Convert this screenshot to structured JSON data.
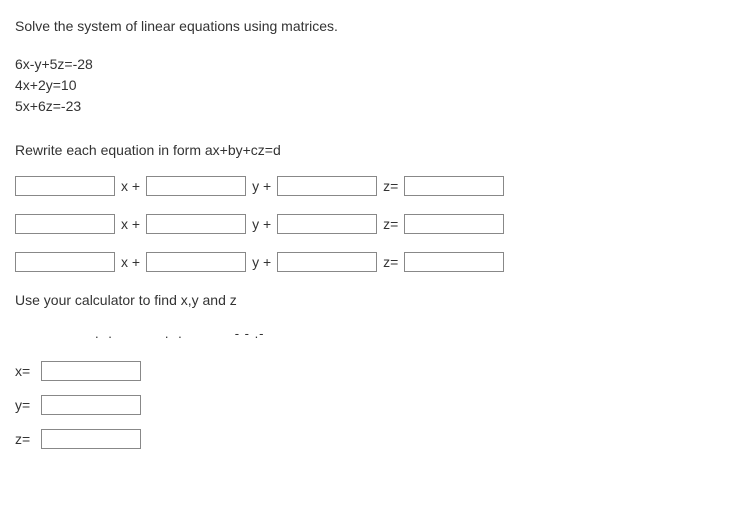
{
  "title": "Solve the system of linear equations using matrices.",
  "equations": {
    "e1": "6x-y+5z=-28",
    "e2": "4x+2y=10",
    "e3": "5x+6z=-23"
  },
  "instruction1": "Rewrite each equation in form ax+by+cz=d",
  "ops": {
    "xplus": "x +",
    "yplus": "y +",
    "zeq": "z="
  },
  "instruction2": "Use your calculator to find x,y and z",
  "dotsrow": ". .   . .         - - . -",
  "answers": {
    "x": "x=",
    "y": "y=",
    "z": "z="
  }
}
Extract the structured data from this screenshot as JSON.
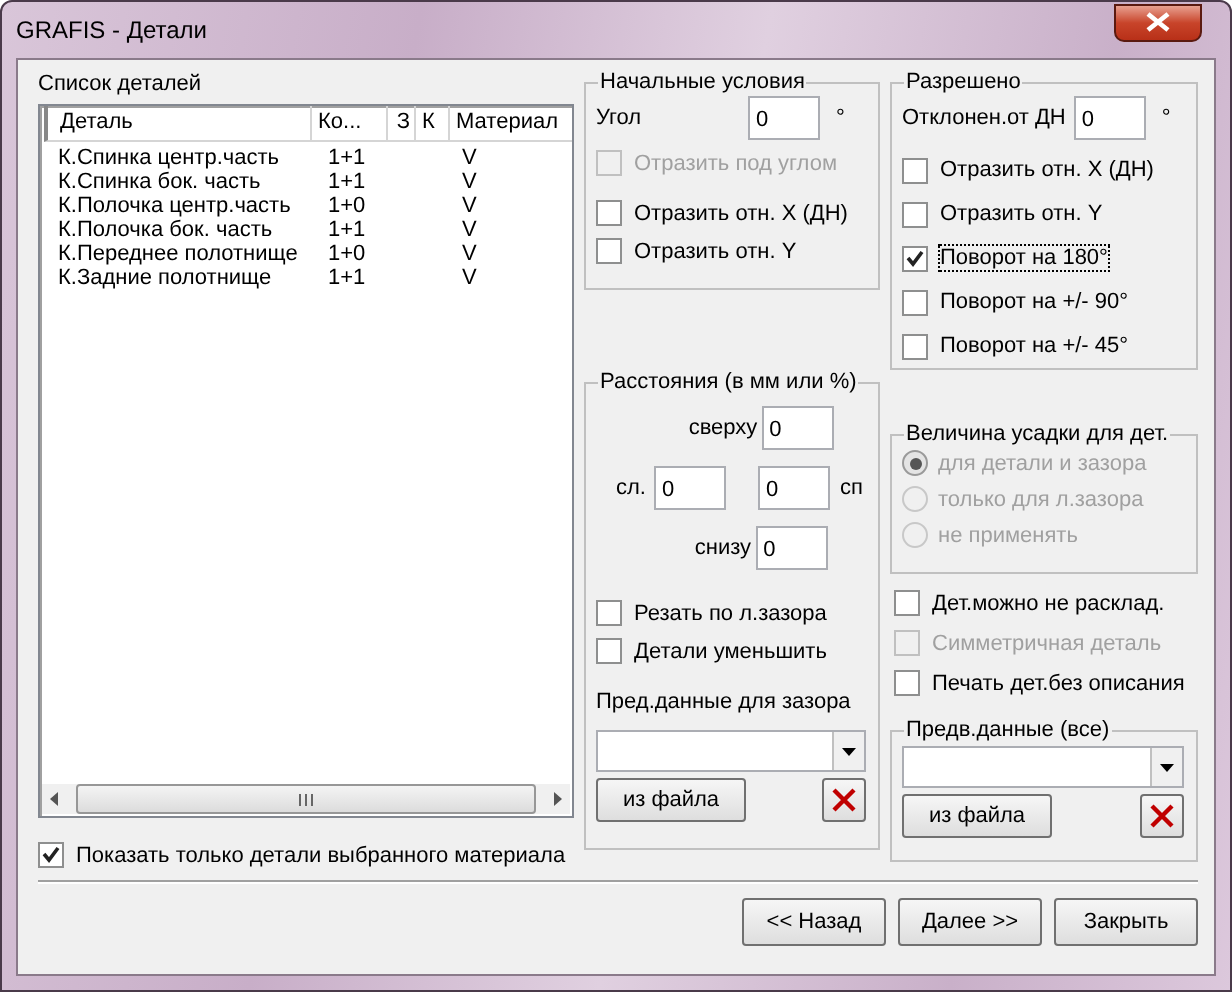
{
  "window": {
    "title": "GRAFIS - Детали"
  },
  "parts_list": {
    "label": "Список деталей",
    "columns": [
      "Деталь",
      "Ко...",
      "З",
      "К",
      "Материал"
    ],
    "rows": [
      {
        "cells": [
          "К.Спинка центр.часть",
          "1+1",
          "",
          "",
          "V"
        ]
      },
      {
        "cells": [
          "К.Спинка бок. часть",
          "1+1",
          "",
          "",
          "V"
        ]
      },
      {
        "cells": [
          "К.Полочка центр.часть",
          "1+0",
          "",
          "",
          "V"
        ]
      },
      {
        "cells": [
          "К.Полочка бок. часть",
          "1+1",
          "",
          "",
          "V"
        ]
      },
      {
        "cells": [
          "К.Переднее полотнище",
          "1+0",
          "",
          "",
          "V"
        ]
      },
      {
        "cells": [
          "К.Задние полотнище",
          "1+1",
          "",
          "",
          "V"
        ]
      }
    ],
    "filter_checkbox": {
      "label": "Показать только детали выбранного материала",
      "checked": true
    }
  },
  "initial_conditions": {
    "title": "Начальные условия",
    "angle_label": "Угол",
    "angle_value": "0",
    "unit": "°",
    "checkboxes": [
      {
        "label": "Отразить под углом",
        "checked": false,
        "disabled": true
      },
      {
        "label": "Отразить отн. X (ДН)",
        "checked": false,
        "disabled": false
      },
      {
        "label": "Отразить отн. Y",
        "checked": false,
        "disabled": false
      }
    ]
  },
  "allowed": {
    "title": "Разрешено",
    "deviation_label": "Отклонен.от ДН",
    "deviation_value": "0",
    "unit": "°",
    "checkboxes": [
      {
        "label": "Отразить отн. X (ДН)",
        "checked": false,
        "focused": false
      },
      {
        "label": "Отразить отн. Y",
        "checked": false,
        "focused": false
      },
      {
        "label": "Поворот на 180°",
        "checked": true,
        "focused": true
      },
      {
        "label": "Поворот на +/- 90°",
        "checked": false,
        "focused": false
      },
      {
        "label": "Поворот на +/- 45°",
        "checked": false,
        "focused": false
      }
    ]
  },
  "distances": {
    "title": "Расстояния (в мм или %)",
    "top_label": "сверху",
    "top_value": "0",
    "left_label": "сл.",
    "left_value": "0",
    "right_value": "0",
    "right_label": "сп",
    "bottom_label": "снизу",
    "bottom_value": "0",
    "checkboxes": [
      {
        "label": "Резать по л.зазора",
        "checked": false
      },
      {
        "label": "Детали уменьшить",
        "checked": false
      }
    ],
    "preset_label": "Пред.данные для зазора",
    "file_button": "из файла"
  },
  "shrinkage": {
    "title": "Величина усадки для дет.",
    "disabled": true,
    "options": [
      {
        "label": "для детали и зазора",
        "selected": true
      },
      {
        "label": "только для л.зазора",
        "selected": false
      },
      {
        "label": "не применять",
        "selected": false
      }
    ]
  },
  "extra_checkboxes": [
    {
      "label": "Дет.можно не расклад.",
      "checked": false,
      "disabled": false
    },
    {
      "label": "Симметричная деталь",
      "checked": false,
      "disabled": true
    },
    {
      "label": "Печать дет.без описания",
      "checked": false,
      "disabled": false
    }
  ],
  "preset_all": {
    "title": "Предв.данные (все)",
    "file_button": "из файла"
  },
  "buttons": [
    "<< Назад",
    "Далее >>",
    "Закрыть"
  ]
}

+ + + +

• **Goal**
Every line of the material is to be quoted exactly, with no pictures carried over.

• **Exercise result**
Convert this screenshot to structured JSON data.
{
  "title": "Solve the system of linear equations using matrices.",
  "equations": {
    "e1": "6x-y+5z=-28",
    "e2": "4x+2y=10",
    "e3": "5x+6z=-23"
  },
  "instruction1": "Rewrite each equation in form ax+by+cz=d",
  "ops": {
    "xplus": "x +",
    "yplus": "y +",
    "zeq": "z="
  },
  "instruction2": "Use your calculator to find x,y and z",
  "dotsrow": ". .   . .         - - . -",
  "answers": {
    "x": "x=",
    "y": "y=",
    "z": "z="
  }
}
Extract the structured data from this screenshot as JSON.
{
  "window": {
    "title": "GRAFIS - Детали"
  },
  "parts_list": {
    "label": "Список деталей",
    "columns": [
      "Деталь",
      "Ко...",
      "З",
      "К",
      "Материал"
    ],
    "rows": [
      {
        "cells": [
          "К.Спинка центр.часть",
          "1+1",
          "",
          "",
          "V"
        ]
      },
      {
        "cells": [
          "К.Спинка бок. часть",
          "1+1",
          "",
          "",
          "V"
        ]
      },
      {
        "cells": [
          "К.Полочка центр.часть",
          "1+0",
          "",
          "",
          "V"
        ]
      },
      {
        "cells": [
          "К.Полочка бок. часть",
          "1+1",
          "",
          "",
          "V"
        ]
      },
      {
        "cells": [
          "К.Переднее полотнище",
          "1+0",
          "",
          "",
          "V"
        ]
      },
      {
        "cells": [
          "К.Задние полотнище",
          "1+1",
          "",
          "",
          "V"
        ]
      }
    ],
    "filter_checkbox": {
      "label": "Показать только детали выбранного материала",
      "checked": true
    }
  },
  "initial_conditions": {
    "title": "Начальные условия",
    "angle_label": "Угол",
    "angle_value": "0",
    "unit": "°",
    "checkboxes": [
      {
        "label": "Отразить под углом",
        "checked": false,
        "disabled": true
      },
      {
        "label": "Отразить отн. X (ДН)",
        "checked": false,
        "disabled": false
      },
      {
        "label": "Отразить отн. Y",
        "checked": false,
        "disabled": false
      }
    ]
  },
  "allowed": {
    "title": "Разрешено",
    "deviation_label": "Отклонен.от ДН",
    "deviation_value": "0",
    "unit": "°",
    "checkboxes": [
      {
        "label": "Отразить отн. X (ДН)",
        "checked": false,
        "focused": false
      },
      {
        "label": "Отразить отн. Y",
        "checked": false,
        "focused": false
      },
      {
        "label": "Поворот на 180°",
        "checked": true,
        "focused": true
      },
      {
        "label": "Поворот на +/- 90°",
        "checked": false,
        "focused": false
      },
      {
        "label": "Поворот на +/- 45°",
        "checked": false,
        "focused": false
      }
    ]
  },
  "distances": {
    "title": "Расстояния (в мм или %)",
    "top_label": "сверху",
    "top_value": "0",
    "left_label": "сл.",
    "left_value": "0",
    "right_value": "0",
    "right_label": "сп",
    "bottom_label": "снизу",
    "bottom_value": "0",
    "checkboxes": [
      {
        "label": "Резать по л.зазора",
        "checked": false
      },
      {
        "label": "Детали уменьшить",
        "checked": false
      }
    ],
    "preset_label": "Пред.данные для зазора",
    "file_button": "из файла"
  },
  "shrinkage": {
    "title": "Величина усадки для дет.",
    "disabled": true,
    "options": [
      {
        "label": "для детали и зазора",
        "selected": true
      },
      {
        "label": "только для л.зазора",
        "selected": false
      },
      {
        "label": "не применять",
        "selected": false
      }
    ]
  },
  "extra_checkboxes": [
    {
      "label": "Дет.можно не расклад.",
      "checked": false,
      "disabled": false
    },
    {
      "label": "Симметричная деталь",
      "checked": false,
      "disabled": true
    },
    {
      "label": "Печать дет.без описания",
      "checked": false,
      "disabled": false
    }
  ],
  "preset_all": {
    "title": "Предв.данные (все)",
    "file_button": "из файла"
  },
  "buttons": [
    "<< Назад",
    "Далее >>",
    "Закрыть"
  ]
}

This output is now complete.